| RECORDS SHOWN |

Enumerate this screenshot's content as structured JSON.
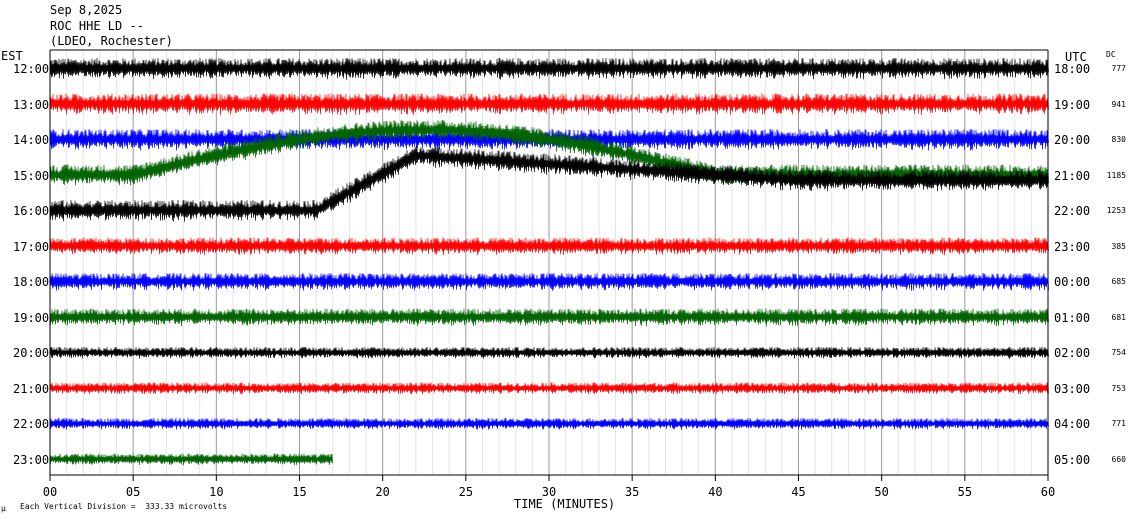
{
  "header": {
    "date": "Sep 8,2025",
    "station": "ROC HHE LD --",
    "network": "(LDEO, Rochester)"
  },
  "chart_data": {
    "type": "line",
    "title": "",
    "left_axis_label": "EST",
    "right_axis_label": "UTC",
    "dc_header": "DC",
    "xlabel": "TIME (MINUTES)",
    "xlim": [
      0,
      60
    ],
    "x_ticks": [
      "00",
      "05",
      "10",
      "15",
      "20",
      "25",
      "30",
      "35",
      "40",
      "45",
      "50",
      "55",
      "60"
    ],
    "grid": "vertical lines every minute",
    "scale_note": "Each Vertical Division =  333.33 microvolts",
    "corner_mark": "μ",
    "traces": [
      {
        "est": "12:00",
        "utc": "18:00",
        "dc": "777",
        "color": "#000000",
        "minutes": 60
      },
      {
        "est": "13:00",
        "utc": "19:00",
        "dc": "941",
        "color": "#ff0000",
        "minutes": 60
      },
      {
        "est": "14:00",
        "utc": "20:00",
        "dc": "830",
        "color": "#0000ff",
        "minutes": 60
      },
      {
        "est": "15:00",
        "utc": "21:00",
        "dc": "1185",
        "color": "#006400",
        "minutes": 60
      },
      {
        "est": "16:00",
        "utc": "22:00",
        "dc": "1253",
        "color": "#000000",
        "minutes": 60
      },
      {
        "est": "17:00",
        "utc": "23:00",
        "dc": "385",
        "color": "#ff0000",
        "minutes": 60
      },
      {
        "est": "18:00",
        "utc": "00:00",
        "dc": "685",
        "color": "#0000ff",
        "minutes": 60
      },
      {
        "est": "19:00",
        "utc": "01:00",
        "dc": "681",
        "color": "#006400",
        "minutes": 60
      },
      {
        "est": "20:00",
        "utc": "02:00",
        "dc": "754",
        "color": "#000000",
        "minutes": 60
      },
      {
        "est": "21:00",
        "utc": "03:00",
        "dc": "753",
        "color": "#ff0000",
        "minutes": 60
      },
      {
        "est": "22:00",
        "utc": "04:00",
        "dc": "771",
        "color": "#0000ff",
        "minutes": 60
      },
      {
        "est": "23:00",
        "utc": "05:00",
        "dc": "660",
        "color": "#006400",
        "minutes": 17
      }
    ]
  }
}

| WRITTEN REQUEST |
Copy everything in the records above except the pictures, exactly as written.

| FINISHED EXERCISE |
Enumerate this screenshot's content as structured JSON.
{
  "header": {
    "date": "Sep 8,2025",
    "station": "ROC HHE LD --",
    "network": "(LDEO, Rochester)"
  },
  "chart_data": {
    "type": "line",
    "title": "",
    "left_axis_label": "EST",
    "right_axis_label": "UTC",
    "dc_header": "DC",
    "xlabel": "TIME (MINUTES)",
    "xlim": [
      0,
      60
    ],
    "x_ticks": [
      "00",
      "05",
      "10",
      "15",
      "20",
      "25",
      "30",
      "35",
      "40",
      "45",
      "50",
      "55",
      "60"
    ],
    "grid": "vertical lines every minute",
    "scale_note": "Each Vertical Division =  333.33 microvolts",
    "corner_mark": "μ",
    "traces": [
      {
        "est": "12:00",
        "utc": "18:00",
        "dc": "777",
        "color": "#000000",
        "minutes": 60
      },
      {
        "est": "13:00",
        "utc": "19:00",
        "dc": "941",
        "color": "#ff0000",
        "minutes": 60
      },
      {
        "est": "14:00",
        "utc": "20:00",
        "dc": "830",
        "color": "#0000ff",
        "minutes": 60
      },
      {
        "est": "15:00",
        "utc": "21:00",
        "dc": "1185",
        "color": "#006400",
        "minutes": 60
      },
      {
        "est": "16:00",
        "utc": "22:00",
        "dc": "1253",
        "color": "#000000",
        "minutes": 60
      },
      {
        "est": "17:00",
        "utc": "23:00",
        "dc": "385",
        "color": "#ff0000",
        "minutes": 60
      },
      {
        "est": "18:00",
        "utc": "00:00",
        "dc": "685",
        "color": "#0000ff",
        "minutes": 60
      },
      {
        "est": "19:00",
        "utc": "01:00",
        "dc": "681",
        "color": "#006400",
        "minutes": 60
      },
      {
        "est": "20:00",
        "utc": "02:00",
        "dc": "754",
        "color": "#000000",
        "minutes": 60
      },
      {
        "est": "21:00",
        "utc": "03:00",
        "dc": "753",
        "color": "#ff0000",
        "minutes": 60
      },
      {
        "est": "22:00",
        "utc": "04:00",
        "dc": "771",
        "color": "#0000ff",
        "minutes": 60
      },
      {
        "est": "23:00",
        "utc": "05:00",
        "dc": "660",
        "color": "#006400",
        "minutes": 17
      }
    ]
  }
}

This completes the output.